Below are records to repeat exactly. Omit the pictures from the copy.

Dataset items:
▼

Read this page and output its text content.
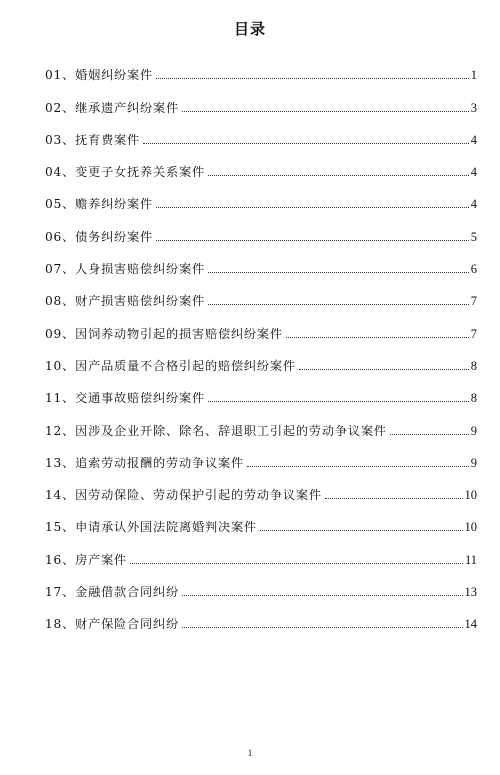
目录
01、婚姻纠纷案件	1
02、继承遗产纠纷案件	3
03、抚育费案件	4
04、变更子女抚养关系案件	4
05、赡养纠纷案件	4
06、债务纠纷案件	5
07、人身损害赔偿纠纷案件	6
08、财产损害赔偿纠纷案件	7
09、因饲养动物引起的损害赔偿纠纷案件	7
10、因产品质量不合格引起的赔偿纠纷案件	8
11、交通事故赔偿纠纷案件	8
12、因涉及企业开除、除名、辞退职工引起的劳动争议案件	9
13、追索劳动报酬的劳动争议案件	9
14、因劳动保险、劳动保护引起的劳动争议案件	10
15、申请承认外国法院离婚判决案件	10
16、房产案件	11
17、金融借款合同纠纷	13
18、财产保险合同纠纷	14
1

▲

● Solution for this problem:
Read this page and output its text content.
目录
01、婚姻纠纷案件	1
02、继承遗产纠纷案件	3
03、抚育费案件	4
04、变更子女抚养关系案件	4
05、赡养纠纷案件	4
06、债务纠纷案件	5
07、人身损害赔偿纠纷案件	6
08、财产损害赔偿纠纷案件	7
09、因饲养动物引起的损害赔偿纠纷案件	7
10、因产品质量不合格引起的赔偿纠纷案件	8
11、交通事故赔偿纠纷案件	8
12、因涉及企业开除、除名、辞退职工引起的劳动争议案件	9
13、追索劳动报酬的劳动争议案件	9
14、因劳动保险、劳动保护引起的劳动争议案件	10
15、申请承认外国法院离婚判决案件	10
16、房产案件	11
17、金融借款合同纠纷	13
18、财产保险合同纠纷	14
1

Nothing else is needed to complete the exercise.